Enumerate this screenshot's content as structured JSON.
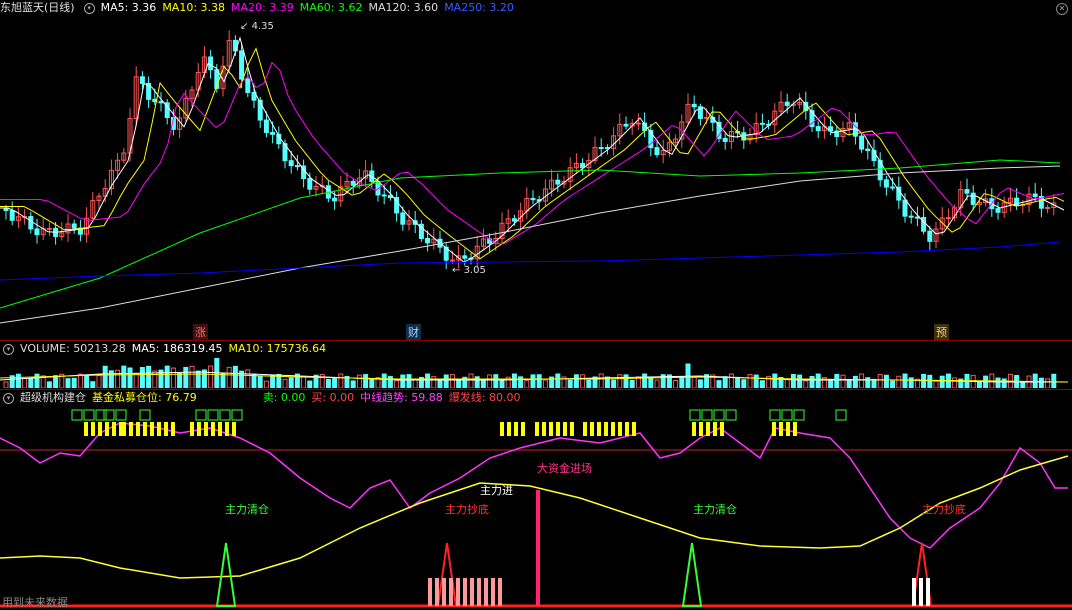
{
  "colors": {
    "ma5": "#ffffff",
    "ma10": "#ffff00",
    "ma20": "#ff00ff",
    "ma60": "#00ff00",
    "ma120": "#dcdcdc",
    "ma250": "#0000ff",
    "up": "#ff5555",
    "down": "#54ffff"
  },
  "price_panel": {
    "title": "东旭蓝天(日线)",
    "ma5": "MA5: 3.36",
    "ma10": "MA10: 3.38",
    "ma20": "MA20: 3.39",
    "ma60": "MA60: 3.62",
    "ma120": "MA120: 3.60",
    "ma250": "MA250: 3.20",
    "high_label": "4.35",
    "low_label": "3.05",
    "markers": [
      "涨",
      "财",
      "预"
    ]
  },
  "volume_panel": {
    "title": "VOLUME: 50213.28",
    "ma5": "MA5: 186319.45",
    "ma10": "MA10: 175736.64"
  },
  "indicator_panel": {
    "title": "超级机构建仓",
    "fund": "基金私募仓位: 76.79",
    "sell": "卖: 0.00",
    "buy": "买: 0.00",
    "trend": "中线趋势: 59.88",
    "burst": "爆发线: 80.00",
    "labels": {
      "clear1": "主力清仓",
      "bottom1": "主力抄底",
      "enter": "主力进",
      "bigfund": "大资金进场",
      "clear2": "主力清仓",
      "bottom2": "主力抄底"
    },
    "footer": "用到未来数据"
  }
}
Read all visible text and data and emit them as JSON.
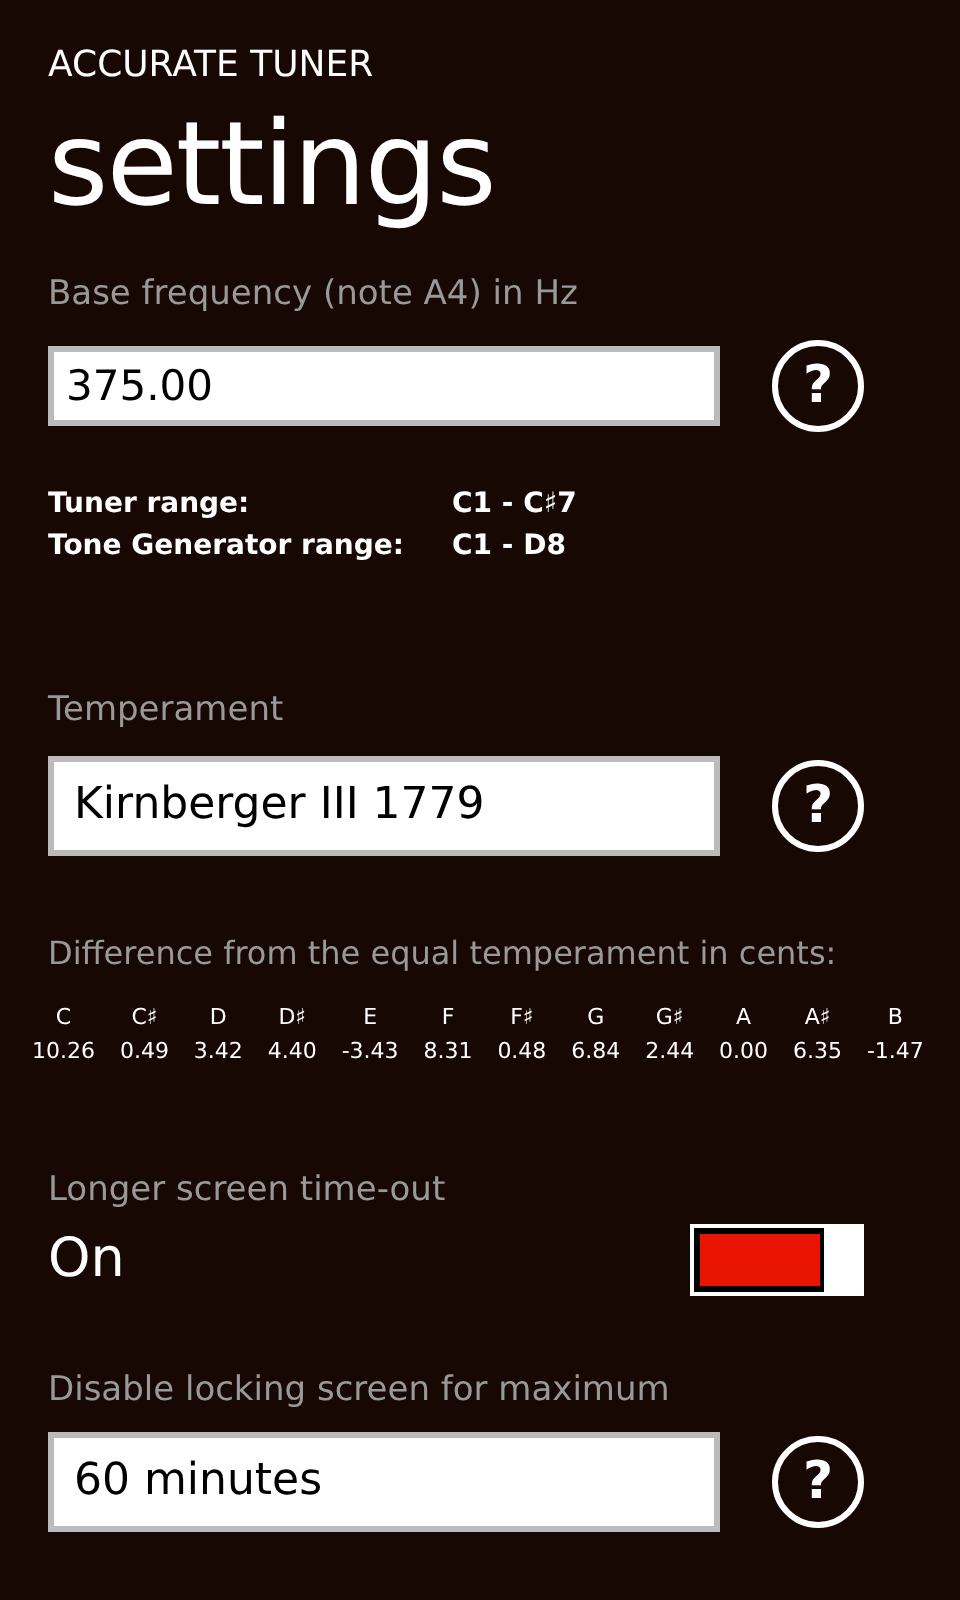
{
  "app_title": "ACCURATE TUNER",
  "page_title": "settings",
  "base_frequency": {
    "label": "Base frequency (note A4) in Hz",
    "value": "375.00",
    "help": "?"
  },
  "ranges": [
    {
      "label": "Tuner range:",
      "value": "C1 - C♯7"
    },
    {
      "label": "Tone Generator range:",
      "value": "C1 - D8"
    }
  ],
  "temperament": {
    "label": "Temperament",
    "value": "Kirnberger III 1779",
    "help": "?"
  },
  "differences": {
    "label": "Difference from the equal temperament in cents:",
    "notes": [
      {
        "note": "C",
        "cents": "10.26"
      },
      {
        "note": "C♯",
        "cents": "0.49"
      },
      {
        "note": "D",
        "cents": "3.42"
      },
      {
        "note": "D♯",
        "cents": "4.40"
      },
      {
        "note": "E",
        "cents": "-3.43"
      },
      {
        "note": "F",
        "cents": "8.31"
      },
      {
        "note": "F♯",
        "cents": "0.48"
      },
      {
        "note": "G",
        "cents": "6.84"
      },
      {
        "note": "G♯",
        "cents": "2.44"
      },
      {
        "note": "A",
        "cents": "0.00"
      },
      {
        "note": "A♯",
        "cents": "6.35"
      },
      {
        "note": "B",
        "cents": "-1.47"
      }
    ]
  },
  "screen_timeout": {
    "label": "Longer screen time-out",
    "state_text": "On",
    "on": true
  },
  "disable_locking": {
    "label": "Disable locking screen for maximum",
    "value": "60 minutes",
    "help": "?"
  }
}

---

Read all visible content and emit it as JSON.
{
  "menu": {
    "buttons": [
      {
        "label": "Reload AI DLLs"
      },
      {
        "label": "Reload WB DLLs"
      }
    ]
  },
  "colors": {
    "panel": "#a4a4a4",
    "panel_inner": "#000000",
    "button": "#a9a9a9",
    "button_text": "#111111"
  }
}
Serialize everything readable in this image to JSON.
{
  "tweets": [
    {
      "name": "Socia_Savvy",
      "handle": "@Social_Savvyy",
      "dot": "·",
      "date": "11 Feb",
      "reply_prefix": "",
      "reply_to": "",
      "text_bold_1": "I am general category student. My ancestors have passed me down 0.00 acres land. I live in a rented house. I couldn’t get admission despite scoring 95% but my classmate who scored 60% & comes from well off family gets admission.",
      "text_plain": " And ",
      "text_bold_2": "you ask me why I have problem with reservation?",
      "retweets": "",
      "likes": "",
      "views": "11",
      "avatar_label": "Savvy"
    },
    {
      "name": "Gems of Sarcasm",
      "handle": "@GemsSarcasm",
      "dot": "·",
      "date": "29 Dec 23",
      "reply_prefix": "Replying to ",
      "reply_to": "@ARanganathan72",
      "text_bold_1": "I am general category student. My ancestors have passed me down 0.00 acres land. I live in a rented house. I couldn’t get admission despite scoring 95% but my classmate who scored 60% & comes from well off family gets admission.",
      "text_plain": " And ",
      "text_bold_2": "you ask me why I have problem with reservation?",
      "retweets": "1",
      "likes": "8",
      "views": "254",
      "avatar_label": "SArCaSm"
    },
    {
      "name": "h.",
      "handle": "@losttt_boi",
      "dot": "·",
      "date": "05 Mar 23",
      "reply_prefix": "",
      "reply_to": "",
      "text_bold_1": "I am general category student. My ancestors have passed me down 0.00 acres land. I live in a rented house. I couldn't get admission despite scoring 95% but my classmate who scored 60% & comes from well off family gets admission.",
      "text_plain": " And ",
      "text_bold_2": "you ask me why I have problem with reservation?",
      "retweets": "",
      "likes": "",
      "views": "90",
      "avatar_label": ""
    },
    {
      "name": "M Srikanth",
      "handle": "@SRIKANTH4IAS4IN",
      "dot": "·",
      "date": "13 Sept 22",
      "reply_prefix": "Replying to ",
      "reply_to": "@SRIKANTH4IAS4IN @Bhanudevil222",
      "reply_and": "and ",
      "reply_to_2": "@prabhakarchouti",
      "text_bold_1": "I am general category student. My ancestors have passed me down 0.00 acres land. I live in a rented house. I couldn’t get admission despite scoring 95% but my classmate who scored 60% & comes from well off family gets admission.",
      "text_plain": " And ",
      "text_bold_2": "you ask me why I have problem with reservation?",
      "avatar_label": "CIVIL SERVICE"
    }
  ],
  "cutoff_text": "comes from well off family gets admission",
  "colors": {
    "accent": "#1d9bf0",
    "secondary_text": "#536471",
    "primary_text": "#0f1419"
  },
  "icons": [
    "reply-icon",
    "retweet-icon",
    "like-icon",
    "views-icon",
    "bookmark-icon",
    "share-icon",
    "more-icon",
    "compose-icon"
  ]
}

**OBJECTIVE:** Working from the entries above, return all lines that contain "date".

**RESPONSE FOR THIS EXERCISE:**
      "date": "11 Feb",
      "date": "29 Dec 23",
      "date": "05 Mar 23",
      "date": "13 Sept 22",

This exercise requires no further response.